Read the listing and extract each line that includes the word "this".

▼▼▼

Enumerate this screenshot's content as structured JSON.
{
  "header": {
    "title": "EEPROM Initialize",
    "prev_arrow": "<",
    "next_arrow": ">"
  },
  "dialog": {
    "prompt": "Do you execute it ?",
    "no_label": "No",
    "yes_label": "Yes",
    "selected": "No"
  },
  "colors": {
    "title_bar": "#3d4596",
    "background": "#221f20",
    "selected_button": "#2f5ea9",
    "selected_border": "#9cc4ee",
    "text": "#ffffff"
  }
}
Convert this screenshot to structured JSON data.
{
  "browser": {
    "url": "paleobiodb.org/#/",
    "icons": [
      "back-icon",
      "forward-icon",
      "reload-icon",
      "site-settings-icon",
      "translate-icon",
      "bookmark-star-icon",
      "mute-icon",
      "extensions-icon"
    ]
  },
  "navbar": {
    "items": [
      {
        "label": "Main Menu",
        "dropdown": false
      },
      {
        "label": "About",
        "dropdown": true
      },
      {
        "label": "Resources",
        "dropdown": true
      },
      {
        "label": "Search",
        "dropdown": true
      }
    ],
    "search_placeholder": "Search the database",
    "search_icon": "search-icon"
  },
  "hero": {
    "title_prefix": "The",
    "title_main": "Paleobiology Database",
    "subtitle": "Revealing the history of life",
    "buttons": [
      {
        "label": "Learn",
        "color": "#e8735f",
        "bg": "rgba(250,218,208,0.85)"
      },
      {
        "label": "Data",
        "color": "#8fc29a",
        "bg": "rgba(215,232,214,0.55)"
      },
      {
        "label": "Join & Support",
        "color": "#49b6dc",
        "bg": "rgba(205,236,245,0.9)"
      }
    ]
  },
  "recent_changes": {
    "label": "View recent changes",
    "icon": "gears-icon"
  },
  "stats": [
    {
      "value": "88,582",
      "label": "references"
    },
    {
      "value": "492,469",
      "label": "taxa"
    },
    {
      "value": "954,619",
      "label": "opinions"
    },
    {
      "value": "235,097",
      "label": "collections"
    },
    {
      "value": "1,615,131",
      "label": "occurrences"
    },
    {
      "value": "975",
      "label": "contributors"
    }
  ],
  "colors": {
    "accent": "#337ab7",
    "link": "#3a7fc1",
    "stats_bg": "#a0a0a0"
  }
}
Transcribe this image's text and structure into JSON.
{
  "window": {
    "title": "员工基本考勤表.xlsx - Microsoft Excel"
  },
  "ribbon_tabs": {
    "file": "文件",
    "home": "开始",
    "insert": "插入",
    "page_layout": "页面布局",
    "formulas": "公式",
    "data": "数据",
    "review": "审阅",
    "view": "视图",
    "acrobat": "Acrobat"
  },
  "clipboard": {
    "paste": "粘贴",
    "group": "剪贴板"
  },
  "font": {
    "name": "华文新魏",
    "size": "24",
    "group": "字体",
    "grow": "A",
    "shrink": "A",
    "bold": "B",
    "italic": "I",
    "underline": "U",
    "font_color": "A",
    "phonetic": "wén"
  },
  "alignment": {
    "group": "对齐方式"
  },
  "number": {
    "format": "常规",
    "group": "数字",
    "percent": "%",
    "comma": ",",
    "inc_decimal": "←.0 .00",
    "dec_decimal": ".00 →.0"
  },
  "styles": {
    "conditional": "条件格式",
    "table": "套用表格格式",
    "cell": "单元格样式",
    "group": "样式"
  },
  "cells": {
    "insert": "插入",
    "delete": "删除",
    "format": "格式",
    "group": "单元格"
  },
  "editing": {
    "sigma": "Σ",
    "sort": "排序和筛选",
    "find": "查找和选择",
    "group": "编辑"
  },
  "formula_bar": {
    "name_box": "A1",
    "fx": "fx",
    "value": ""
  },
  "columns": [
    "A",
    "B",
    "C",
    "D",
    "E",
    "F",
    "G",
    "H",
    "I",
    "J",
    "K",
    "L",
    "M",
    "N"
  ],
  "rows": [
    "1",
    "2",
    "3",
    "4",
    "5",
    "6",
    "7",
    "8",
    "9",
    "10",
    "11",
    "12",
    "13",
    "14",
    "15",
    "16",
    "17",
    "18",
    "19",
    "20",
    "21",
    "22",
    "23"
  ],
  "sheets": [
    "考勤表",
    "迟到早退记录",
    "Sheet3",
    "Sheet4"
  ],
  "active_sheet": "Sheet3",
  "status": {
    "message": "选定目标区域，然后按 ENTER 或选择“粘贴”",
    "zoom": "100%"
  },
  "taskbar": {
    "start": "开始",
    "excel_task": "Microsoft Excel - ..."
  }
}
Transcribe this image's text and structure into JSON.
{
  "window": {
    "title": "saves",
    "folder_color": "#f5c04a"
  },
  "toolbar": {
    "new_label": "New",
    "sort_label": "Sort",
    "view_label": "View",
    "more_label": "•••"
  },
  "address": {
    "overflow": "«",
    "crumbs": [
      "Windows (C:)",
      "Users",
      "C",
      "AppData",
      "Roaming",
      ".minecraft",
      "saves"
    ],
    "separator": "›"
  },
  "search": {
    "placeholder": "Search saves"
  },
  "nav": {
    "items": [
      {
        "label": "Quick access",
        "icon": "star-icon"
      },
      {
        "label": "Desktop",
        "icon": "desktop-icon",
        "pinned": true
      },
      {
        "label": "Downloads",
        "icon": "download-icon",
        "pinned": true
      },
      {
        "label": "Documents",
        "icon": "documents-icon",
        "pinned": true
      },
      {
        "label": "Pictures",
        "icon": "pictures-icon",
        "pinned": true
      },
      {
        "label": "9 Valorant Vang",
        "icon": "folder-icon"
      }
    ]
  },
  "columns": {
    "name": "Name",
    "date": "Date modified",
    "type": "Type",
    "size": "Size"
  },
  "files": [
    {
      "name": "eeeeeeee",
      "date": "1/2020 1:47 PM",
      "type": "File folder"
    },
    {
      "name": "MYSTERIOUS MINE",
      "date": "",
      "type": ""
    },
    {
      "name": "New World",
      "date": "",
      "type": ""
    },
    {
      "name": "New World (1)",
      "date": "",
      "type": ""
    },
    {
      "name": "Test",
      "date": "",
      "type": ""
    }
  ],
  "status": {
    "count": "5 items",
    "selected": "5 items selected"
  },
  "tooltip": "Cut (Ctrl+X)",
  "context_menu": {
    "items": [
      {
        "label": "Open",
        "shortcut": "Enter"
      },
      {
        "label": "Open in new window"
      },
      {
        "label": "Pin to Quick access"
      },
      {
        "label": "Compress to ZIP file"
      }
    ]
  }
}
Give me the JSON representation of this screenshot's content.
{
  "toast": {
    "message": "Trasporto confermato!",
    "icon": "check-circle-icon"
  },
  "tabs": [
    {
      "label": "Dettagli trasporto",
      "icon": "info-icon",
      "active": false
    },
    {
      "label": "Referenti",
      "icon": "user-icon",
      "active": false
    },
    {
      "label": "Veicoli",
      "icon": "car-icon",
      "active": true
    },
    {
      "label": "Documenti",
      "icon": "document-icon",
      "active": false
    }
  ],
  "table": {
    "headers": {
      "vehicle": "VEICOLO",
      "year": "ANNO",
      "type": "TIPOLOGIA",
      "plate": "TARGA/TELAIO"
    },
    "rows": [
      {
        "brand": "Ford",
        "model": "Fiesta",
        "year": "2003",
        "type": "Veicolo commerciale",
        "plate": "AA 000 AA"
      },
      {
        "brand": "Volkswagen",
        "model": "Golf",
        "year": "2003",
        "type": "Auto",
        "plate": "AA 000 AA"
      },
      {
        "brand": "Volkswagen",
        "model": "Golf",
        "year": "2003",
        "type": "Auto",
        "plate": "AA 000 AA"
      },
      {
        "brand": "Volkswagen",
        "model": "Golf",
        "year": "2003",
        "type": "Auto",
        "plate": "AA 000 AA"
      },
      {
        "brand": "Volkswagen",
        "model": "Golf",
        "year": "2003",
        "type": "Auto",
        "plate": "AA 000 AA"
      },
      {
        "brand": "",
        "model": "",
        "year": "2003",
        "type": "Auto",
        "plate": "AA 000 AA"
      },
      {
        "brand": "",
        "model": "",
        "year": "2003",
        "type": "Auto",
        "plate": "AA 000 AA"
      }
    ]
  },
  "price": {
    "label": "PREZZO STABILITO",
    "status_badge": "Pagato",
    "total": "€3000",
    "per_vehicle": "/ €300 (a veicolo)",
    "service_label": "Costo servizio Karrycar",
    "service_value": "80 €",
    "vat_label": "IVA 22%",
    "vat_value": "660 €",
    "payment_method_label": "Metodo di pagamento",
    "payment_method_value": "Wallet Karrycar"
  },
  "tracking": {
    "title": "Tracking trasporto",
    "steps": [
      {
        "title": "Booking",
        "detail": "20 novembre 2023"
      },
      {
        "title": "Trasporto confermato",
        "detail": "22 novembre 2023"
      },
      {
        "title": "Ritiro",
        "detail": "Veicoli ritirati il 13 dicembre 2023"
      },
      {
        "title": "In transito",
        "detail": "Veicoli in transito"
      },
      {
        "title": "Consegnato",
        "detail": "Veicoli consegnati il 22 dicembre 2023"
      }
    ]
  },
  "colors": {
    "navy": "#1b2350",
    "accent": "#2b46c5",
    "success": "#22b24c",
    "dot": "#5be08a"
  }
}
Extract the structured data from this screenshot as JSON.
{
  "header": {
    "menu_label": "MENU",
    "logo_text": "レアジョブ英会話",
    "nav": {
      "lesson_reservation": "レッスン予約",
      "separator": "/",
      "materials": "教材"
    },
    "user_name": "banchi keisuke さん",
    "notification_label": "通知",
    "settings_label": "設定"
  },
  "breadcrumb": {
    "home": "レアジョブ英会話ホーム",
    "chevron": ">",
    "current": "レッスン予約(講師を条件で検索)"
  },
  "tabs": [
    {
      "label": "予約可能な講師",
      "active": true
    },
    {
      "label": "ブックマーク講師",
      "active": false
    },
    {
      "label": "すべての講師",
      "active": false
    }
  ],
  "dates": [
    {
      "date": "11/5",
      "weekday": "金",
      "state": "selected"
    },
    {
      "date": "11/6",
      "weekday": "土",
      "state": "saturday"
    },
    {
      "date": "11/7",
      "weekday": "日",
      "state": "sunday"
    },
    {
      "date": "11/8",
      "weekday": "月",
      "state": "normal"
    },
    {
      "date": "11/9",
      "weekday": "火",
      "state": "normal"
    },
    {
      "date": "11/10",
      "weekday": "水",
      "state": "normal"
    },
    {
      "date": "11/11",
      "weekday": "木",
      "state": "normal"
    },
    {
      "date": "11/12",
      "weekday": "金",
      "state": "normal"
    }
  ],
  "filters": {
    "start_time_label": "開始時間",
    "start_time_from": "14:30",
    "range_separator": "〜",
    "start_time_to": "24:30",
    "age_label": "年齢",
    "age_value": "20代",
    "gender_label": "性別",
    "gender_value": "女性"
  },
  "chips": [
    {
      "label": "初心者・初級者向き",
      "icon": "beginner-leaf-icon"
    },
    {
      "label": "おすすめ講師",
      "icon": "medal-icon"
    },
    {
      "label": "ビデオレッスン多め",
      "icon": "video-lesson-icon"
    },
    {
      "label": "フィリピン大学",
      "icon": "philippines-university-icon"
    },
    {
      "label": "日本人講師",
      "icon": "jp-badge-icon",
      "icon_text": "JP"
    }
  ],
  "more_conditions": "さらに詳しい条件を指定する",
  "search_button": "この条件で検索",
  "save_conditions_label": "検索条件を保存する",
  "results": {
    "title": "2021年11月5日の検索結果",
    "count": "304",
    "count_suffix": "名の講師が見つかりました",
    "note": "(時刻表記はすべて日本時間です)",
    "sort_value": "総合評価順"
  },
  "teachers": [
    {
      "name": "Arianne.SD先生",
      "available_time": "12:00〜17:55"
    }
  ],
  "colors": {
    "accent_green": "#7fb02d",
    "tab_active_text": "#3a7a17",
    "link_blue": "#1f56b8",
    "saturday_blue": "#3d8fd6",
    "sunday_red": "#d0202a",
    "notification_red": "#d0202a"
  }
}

▲▲▲

■ Full solution
Enumerate this screenshot's content as structured JSON.
Convert this screenshot to structured JSON data.
Transcribe this image's text and structure into JSON.
Transcribe this image's text and structure into JSON.
Give me the JSON representation of this screenshot's content.
Extract the structured data from this screenshot as JSON.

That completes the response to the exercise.